** Begin Records for processing **

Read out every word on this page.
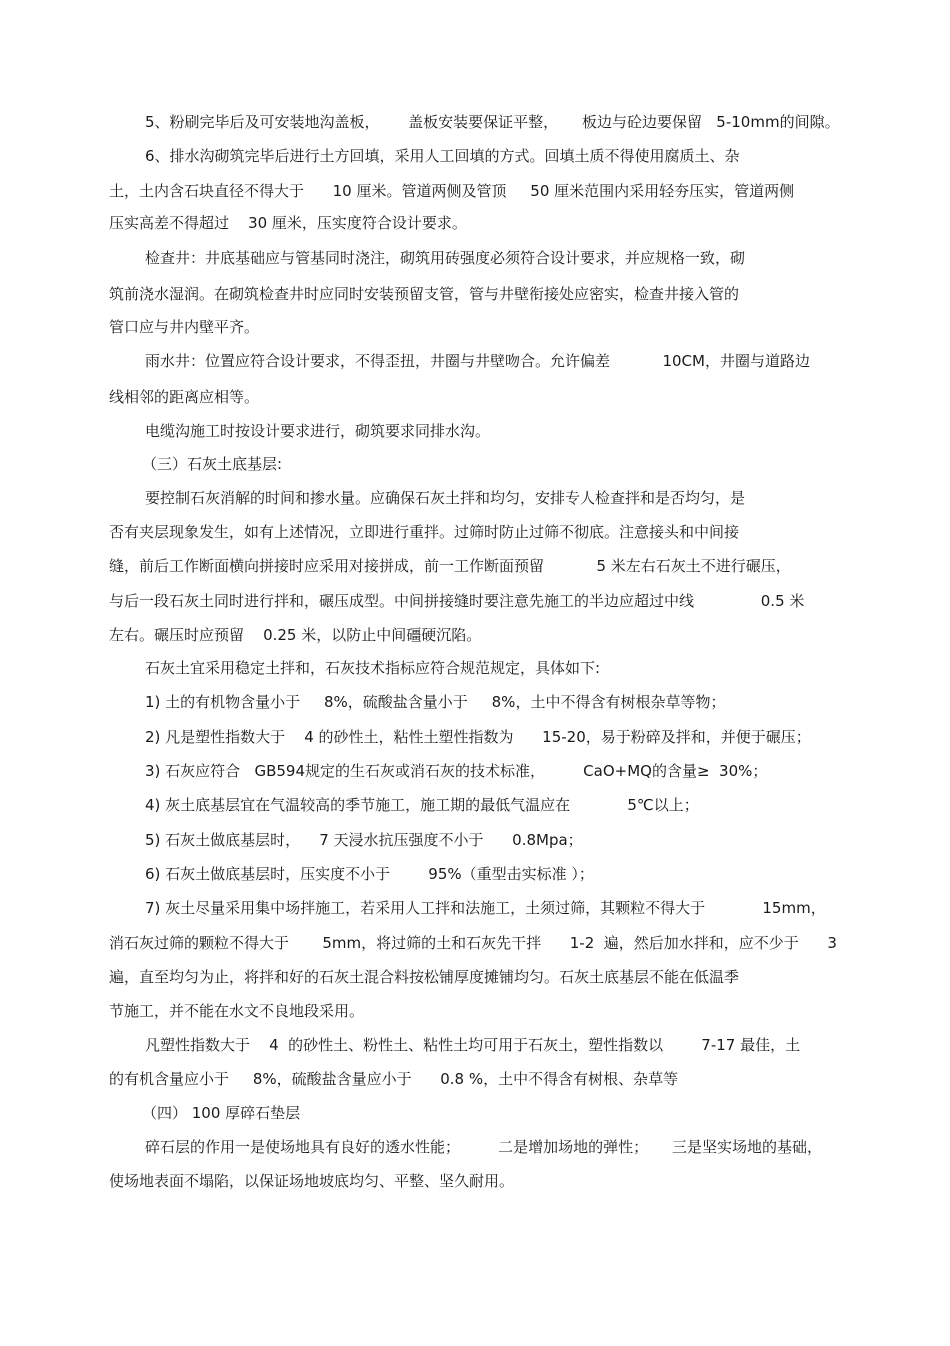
5、粉刷完毕后及可安装地沟盖板，      盖板安装要保证平整，     板边与砼边要保留   5-10mm的间隙。
6、排水沟砌筑完毕后进行土方回填，采用人工回填的方式。回填土质不得使用腐质土、杂
土，土内含石块直径不得大于      10 厘米。管道两侧及管顶     50 厘米范围内采用轻夯压实，管道两侧
压实高差不得超过    30 厘米，压实度符合设计要求。
检查井：井底基础应与管基同时浇注，砌筑用砖强度必须符合设计要求，并应规格一致，砌
筑前浇水湿润。在砌筑检查井时应同时安装预留支管，管与井壁衔接处应密实，检查井接入管的
管口应与井内壁平齐。
雨水井：位置应符合设计要求，不得歪扭，井圈与井壁吻合。允许偏差           10CM，井圈与道路边
线相邻的距离应相等。
电缆沟施工时按设计要求进行，砌筑要求同排水沟。
（三）石灰土底基层:
要控制石灰消解的时间和掺水量。应确保石灰土拌和均匀，安排专人检查拌和是否均匀，是
否有夹层现象发生，如有上述情况，立即进行重拌。过筛时防止过筛不彻底。注意接头和中间接
缝，前后工作断面横向拼接时应采用对接拼成，前一工作断面预留           5 米左右石灰土不进行碾压，
与后一段石灰土同时进行拌和，碾压成型。中间拼接缝时要注意先施工的半边应超过中线              0.5 米
左右。碾压时应预留    0.25 米，以防止中间礓硬沉陷。
石灰土宜采用稳定土拌和，石灰技术指标应符合规范规定，具体如下:
1) 土的有机物含量小于     8%，硫酸盐含量小于     8%，土中不得含有树根杂草等物；
2) 凡是塑性指数大于    4 的砂性土，粘性土塑性指数为      15-20，易于粉碎及拌和，并便于碾压；
3) 石灰应符合   GB594规定的生石灰或消石灰的技术标准，        CaO+MQ的含量≥  30%；
4) 灰土底基层宜在气温较高的季节施工，施工期的最低气温应在            5℃以上；
5) 石灰土做底基层时，    7 天浸水抗压强度不小于      0.8Mpa；
6) 石灰土做底基层时，压实度不小于        95%（重型击实标准 ）；
7) 灰土尽量采用集中场拌施工，若采用人工拌和法施工，土须过筛，其颗粒不得大于            15mm，
消石灰过筛的颗粒不得大于       5mm，将过筛的土和石灰先干拌      1-2  遍，然后加水拌和，应不少于      3
遍，直至均匀为止，将拌和好的石灰土混合料按松铺厚度摊铺均匀。石灰土底基层不能在低温季
节施工，并不能在水文不良地段采用。
凡塑性指数大于    4  的砂性土、粉性土、粘性土均可用于石灰土，塑性指数以        7-17 最佳，土
的有机含量应小于     8%，硫酸盐含量应小于      0.8 %，土中不得含有树根、杂草等
（四） 100 厚碎石垫层
碎石层的作用一是使场地具有良好的透水性能；        二是增加场地的弹性；     三是坚实场地的基础，
使场地表面不塌陷，以保证场地坡底均匀、平整、坚久耐用。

** End Records for processing **

**Your task:** Write out every record above exactly as it stands, but leave out the pictures.

**The completed task:**
Read out every word on this page.
5、粉刷完毕后及可安装地沟盖板，      盖板安装要保证平整，     板边与砼边要保留   5-10mm的间隙。
6、排水沟砌筑完毕后进行土方回填，采用人工回填的方式。回填土质不得使用腐质土、杂
土，土内含石块直径不得大于      10 厘米。管道两侧及管顶     50 厘米范围内采用轻夯压实，管道两侧
压实高差不得超过    30 厘米，压实度符合设计要求。
检查井：井底基础应与管基同时浇注，砌筑用砖强度必须符合设计要求，并应规格一致，砌
筑前浇水湿润。在砌筑检查井时应同时安装预留支管，管与井壁衔接处应密实，检查井接入管的
管口应与井内壁平齐。
雨水井：位置应符合设计要求，不得歪扭，井圈与井壁吻合。允许偏差           10CM，井圈与道路边
线相邻的距离应相等。
电缆沟施工时按设计要求进行，砌筑要求同排水沟。
（三）石灰土底基层:
要控制石灰消解的时间和掺水量。应确保石灰土拌和均匀，安排专人检查拌和是否均匀，是
否有夹层现象发生，如有上述情况，立即进行重拌。过筛时防止过筛不彻底。注意接头和中间接
缝，前后工作断面横向拼接时应采用对接拼成，前一工作断面预留           5 米左右石灰土不进行碾压，
与后一段石灰土同时进行拌和，碾压成型。中间拼接缝时要注意先施工的半边应超过中线              0.5 米
左右。碾压时应预留    0.25 米，以防止中间礓硬沉陷。
石灰土宜采用稳定土拌和，石灰技术指标应符合规范规定，具体如下:
1) 土的有机物含量小于     8%，硫酸盐含量小于     8%，土中不得含有树根杂草等物；
2) 凡是塑性指数大于    4 的砂性土，粘性土塑性指数为      15-20，易于粉碎及拌和，并便于碾压；
3) 石灰应符合   GB594规定的生石灰或消石灰的技术标准，        CaO+MQ的含量≥  30%；
4) 灰土底基层宜在气温较高的季节施工，施工期的最低气温应在            5℃以上；
5) 石灰土做底基层时，    7 天浸水抗压强度不小于      0.8Mpa；
6) 石灰土做底基层时，压实度不小于        95%（重型击实标准 ）；
7) 灰土尽量采用集中场拌施工，若采用人工拌和法施工，土须过筛，其颗粒不得大于            15mm，
消石灰过筛的颗粒不得大于       5mm，将过筛的土和石灰先干拌      1-2  遍，然后加水拌和，应不少于      3
遍，直至均匀为止，将拌和好的石灰土混合料按松铺厚度摊铺均匀。石灰土底基层不能在低温季
节施工，并不能在水文不良地段采用。
凡塑性指数大于    4  的砂性土、粉性土、粘性土均可用于石灰土，塑性指数以        7-17 最佳，土
的有机含量应小于     8%，硫酸盐含量应小于      0.8 %，土中不得含有树根、杂草等
（四） 100 厚碎石垫层
碎石层的作用一是使场地具有良好的透水性能；        二是增加场地的弹性；     三是坚实场地的基础，
使场地表面不塌陷，以保证场地坡底均匀、平整、坚久耐用。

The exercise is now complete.